Task statement »
Below is a set of entries. Reproduce exactly the lines from the one containing "Output a JSON" through the end, both included.

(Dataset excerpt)
---------------

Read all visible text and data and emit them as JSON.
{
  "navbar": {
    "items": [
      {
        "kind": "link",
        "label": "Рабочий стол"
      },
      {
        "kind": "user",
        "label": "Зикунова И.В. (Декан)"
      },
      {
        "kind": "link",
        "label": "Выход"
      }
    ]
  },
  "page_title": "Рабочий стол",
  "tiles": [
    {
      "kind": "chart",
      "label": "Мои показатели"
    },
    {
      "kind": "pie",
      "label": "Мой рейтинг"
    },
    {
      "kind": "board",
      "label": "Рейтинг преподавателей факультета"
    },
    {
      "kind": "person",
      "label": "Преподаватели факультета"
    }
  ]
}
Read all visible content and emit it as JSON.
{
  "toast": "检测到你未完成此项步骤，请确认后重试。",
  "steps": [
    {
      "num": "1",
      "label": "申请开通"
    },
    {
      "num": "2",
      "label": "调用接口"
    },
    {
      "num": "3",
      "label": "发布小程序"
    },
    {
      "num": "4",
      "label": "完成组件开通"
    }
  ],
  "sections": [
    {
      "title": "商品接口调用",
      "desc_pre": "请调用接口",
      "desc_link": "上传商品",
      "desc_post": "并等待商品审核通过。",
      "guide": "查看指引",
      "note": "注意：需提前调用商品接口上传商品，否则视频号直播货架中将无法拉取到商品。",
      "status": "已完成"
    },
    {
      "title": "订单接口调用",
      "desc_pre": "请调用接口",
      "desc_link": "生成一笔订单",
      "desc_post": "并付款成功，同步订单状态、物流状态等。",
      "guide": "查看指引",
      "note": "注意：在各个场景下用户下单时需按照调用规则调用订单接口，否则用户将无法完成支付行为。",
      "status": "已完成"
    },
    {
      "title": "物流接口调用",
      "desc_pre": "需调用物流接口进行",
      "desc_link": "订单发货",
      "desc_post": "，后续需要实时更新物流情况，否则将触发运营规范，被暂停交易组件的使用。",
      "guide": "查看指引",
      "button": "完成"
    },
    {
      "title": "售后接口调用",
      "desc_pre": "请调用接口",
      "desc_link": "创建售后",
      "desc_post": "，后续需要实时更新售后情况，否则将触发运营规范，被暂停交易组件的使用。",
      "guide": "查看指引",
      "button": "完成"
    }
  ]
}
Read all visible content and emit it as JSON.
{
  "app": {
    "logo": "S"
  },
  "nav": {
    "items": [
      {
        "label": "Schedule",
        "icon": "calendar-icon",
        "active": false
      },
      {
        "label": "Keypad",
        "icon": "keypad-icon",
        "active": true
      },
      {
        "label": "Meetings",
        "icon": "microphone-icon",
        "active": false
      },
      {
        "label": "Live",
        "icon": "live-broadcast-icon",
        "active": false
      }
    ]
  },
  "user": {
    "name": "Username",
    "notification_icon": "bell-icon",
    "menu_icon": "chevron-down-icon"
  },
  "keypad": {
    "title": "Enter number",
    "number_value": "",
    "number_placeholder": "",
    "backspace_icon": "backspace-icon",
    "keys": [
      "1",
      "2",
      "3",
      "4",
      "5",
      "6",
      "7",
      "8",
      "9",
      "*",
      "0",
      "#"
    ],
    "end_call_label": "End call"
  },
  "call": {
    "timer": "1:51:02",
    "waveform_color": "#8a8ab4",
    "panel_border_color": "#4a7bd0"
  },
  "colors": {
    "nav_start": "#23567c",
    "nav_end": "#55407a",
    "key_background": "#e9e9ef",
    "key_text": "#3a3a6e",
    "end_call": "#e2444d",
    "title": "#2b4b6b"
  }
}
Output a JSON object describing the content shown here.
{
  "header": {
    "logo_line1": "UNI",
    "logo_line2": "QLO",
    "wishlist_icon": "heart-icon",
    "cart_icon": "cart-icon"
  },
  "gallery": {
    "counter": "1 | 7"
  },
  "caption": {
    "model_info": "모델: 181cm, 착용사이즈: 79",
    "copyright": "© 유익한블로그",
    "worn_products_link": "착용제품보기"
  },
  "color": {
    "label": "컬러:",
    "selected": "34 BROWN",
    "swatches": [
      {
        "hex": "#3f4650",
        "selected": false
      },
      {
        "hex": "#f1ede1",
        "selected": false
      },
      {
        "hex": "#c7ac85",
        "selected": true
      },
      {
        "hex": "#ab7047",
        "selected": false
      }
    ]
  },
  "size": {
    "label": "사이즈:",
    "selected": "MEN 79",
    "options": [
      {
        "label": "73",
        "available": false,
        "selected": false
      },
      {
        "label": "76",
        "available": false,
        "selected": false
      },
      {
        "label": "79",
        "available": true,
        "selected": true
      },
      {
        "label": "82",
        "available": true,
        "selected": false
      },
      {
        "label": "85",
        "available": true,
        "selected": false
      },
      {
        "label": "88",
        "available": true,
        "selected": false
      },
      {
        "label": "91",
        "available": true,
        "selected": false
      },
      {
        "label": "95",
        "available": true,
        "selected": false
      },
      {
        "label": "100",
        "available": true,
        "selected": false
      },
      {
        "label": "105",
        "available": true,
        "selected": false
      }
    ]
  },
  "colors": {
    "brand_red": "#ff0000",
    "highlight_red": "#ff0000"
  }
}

---------------

Exercise answer »
Output a JSON object describing the content shown here.
{
  "header": {
    "logo_line1": "UNI",
    "logo_line2": "QLO",
    "wishlist_icon": "heart-icon",
    "cart_icon": "cart-icon"
  },
  "gallery": {
    "counter": "1 | 7"
  },
  "caption": {
    "model_info": "모델: 181cm, 착용사이즈: 79",
    "copyright": "© 유익한블로그",
    "worn_products_link": "착용제품보기"
  },
  "color": {
    "label": "컬러:",
    "selected": "34 BROWN",
    "swatches": [
      {
        "hex": "#3f4650",
        "selected": false
      },
      {
        "hex": "#f1ede1",
        "selected": false
      },
      {
        "hex": "#c7ac85",
        "selected": true
      },
      {
        "hex": "#ab7047",
        "selected": false
      }
    ]
  },
  "size": {
    "label": "사이즈:",
    "selected": "MEN 79",
    "options": [
      {
        "label": "73",
        "available": false,
        "selected": false
      },
      {
        "label": "76",
        "available": false,
        "selected": false
      },
      {
        "label": "79",
        "available": true,
        "selected": true
      },
      {
        "label": "82",
        "available": true,
        "selected": false
      },
      {
        "label": "85",
        "available": true,
        "selected": false
      },
      {
        "label": "88",
        "available": true,
        "selected": false
      },
      {
        "label": "91",
        "available": true,
        "selected": false
      },
      {
        "label": "95",
        "available": true,
        "selected": false
      },
      {
        "label": "100",
        "available": true,
        "selected": false
      },
      {
        "label": "105",
        "available": true,
        "selected": false
      }
    ]
  },
  "colors": {
    "brand_red": "#ff0000",
    "highlight_red": "#ff0000"
  }
}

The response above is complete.